**** Provided data
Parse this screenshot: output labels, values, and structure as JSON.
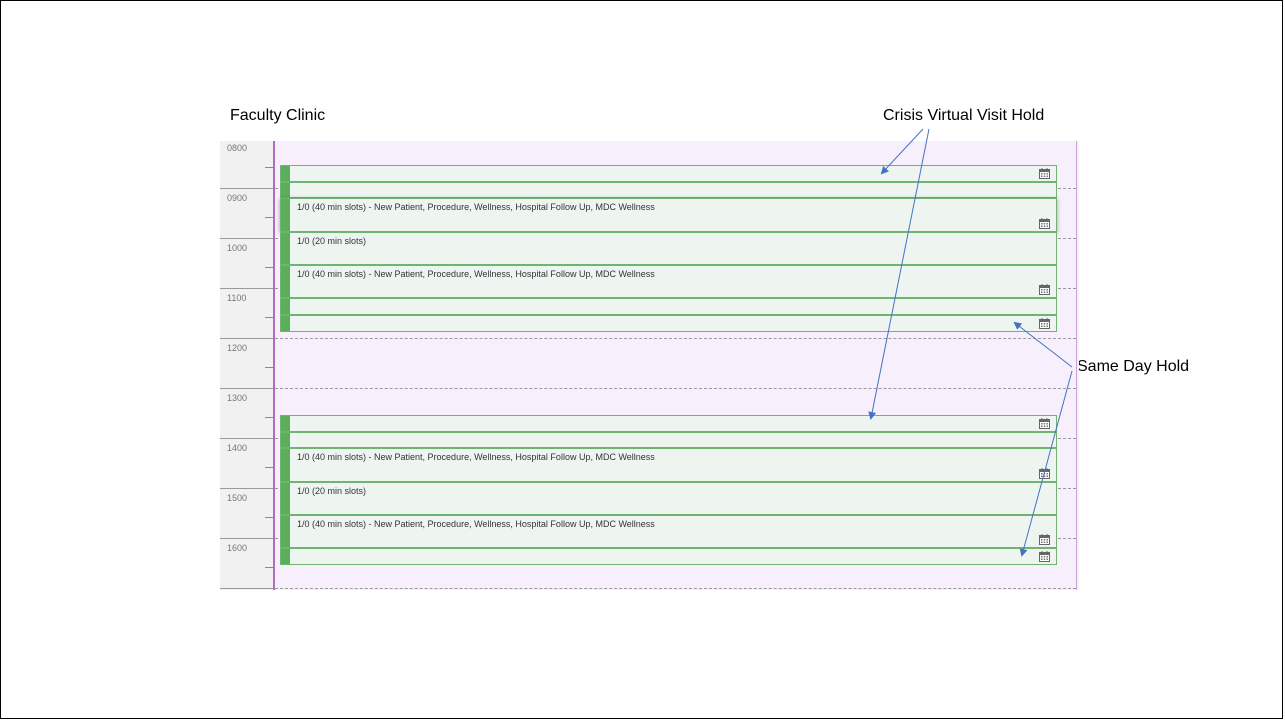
{
  "annotations": {
    "faculty_clinic": "Faculty Clinic",
    "crisis_hold": "Crisis Virtual Visit Hold",
    "same_day_hold": "Same Day Hold"
  },
  "hours": [
    "0800",
    "0900",
    "1000",
    "1100",
    "1200",
    "1300",
    "1400",
    "1500",
    "1600"
  ],
  "blocks": [
    {
      "label": "",
      "icon": "calendar-icon"
    },
    {
      "label": "",
      "icon": ""
    },
    {
      "label": "1/0 (40 min slots) - New Patient, Procedure, Wellness, Hospital Follow Up, MDC Wellness",
      "icon": "calendar-icon"
    },
    {
      "label": "1/0 (20 min slots)",
      "icon": ""
    },
    {
      "label": "1/0 (40 min slots) - New Patient, Procedure, Wellness, Hospital Follow Up, MDC Wellness",
      "icon": "calendar-icon"
    },
    {
      "label": "",
      "icon": ""
    },
    {
      "label": "",
      "icon": "calendar-icon"
    },
    {
      "label": "",
      "icon": "calendar-icon"
    },
    {
      "label": "",
      "icon": ""
    },
    {
      "label": "1/0 (40 min slots) - New Patient, Procedure, Wellness, Hospital Follow Up, MDC Wellness",
      "icon": "calendar-icon"
    },
    {
      "label": "1/0 (20 min slots)",
      "icon": ""
    },
    {
      "label": "1/0 (40 min slots) - New Patient, Procedure, Wellness, Hospital Follow Up, MDC Wellness",
      "icon": "calendar-icon"
    },
    {
      "label": "",
      "icon": "calendar-icon"
    }
  ],
  "colors": {
    "block_fill": "#eef5f1",
    "block_border": "#6fb46f",
    "block_bar": "#5bae5b",
    "day_background": "#f7effb",
    "arrow": "#4472c4"
  }
}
********
§ **What this task involves**
Each line of the material must be retyped exactly, except that images are omitted.

§ **Exercise result**
Parse this screenshot: output labels, values, and structure as JSON.
{
  "annotations": {
    "faculty_clinic": "Faculty Clinic",
    "crisis_hold": "Crisis Virtual Visit Hold",
    "same_day_hold": "Same Day Hold"
  },
  "hours": [
    "0800",
    "0900",
    "1000",
    "1100",
    "1200",
    "1300",
    "1400",
    "1500",
    "1600"
  ],
  "blocks": [
    {
      "label": "",
      "icon": "calendar-icon"
    },
    {
      "label": "",
      "icon": ""
    },
    {
      "label": "1/0 (40 min slots) - New Patient, Procedure, Wellness, Hospital Follow Up, MDC Wellness",
      "icon": "calendar-icon"
    },
    {
      "label": "1/0 (20 min slots)",
      "icon": ""
    },
    {
      "label": "1/0 (40 min slots) - New Patient, Procedure, Wellness, Hospital Follow Up, MDC Wellness",
      "icon": "calendar-icon"
    },
    {
      "label": "",
      "icon": ""
    },
    {
      "label": "",
      "icon": "calendar-icon"
    },
    {
      "label": "",
      "icon": "calendar-icon"
    },
    {
      "label": "",
      "icon": ""
    },
    {
      "label": "1/0 (40 min slots) - New Patient, Procedure, Wellness, Hospital Follow Up, MDC Wellness",
      "icon": "calendar-icon"
    },
    {
      "label": "1/0 (20 min slots)",
      "icon": ""
    },
    {
      "label": "1/0 (40 min slots) - New Patient, Procedure, Wellness, Hospital Follow Up, MDC Wellness",
      "icon": "calendar-icon"
    },
    {
      "label": "",
      "icon": "calendar-icon"
    }
  ],
  "colors": {
    "block_fill": "#eef5f1",
    "block_border": "#6fb46f",
    "block_bar": "#5bae5b",
    "day_background": "#f7effb",
    "arrow": "#4472c4"
  }
}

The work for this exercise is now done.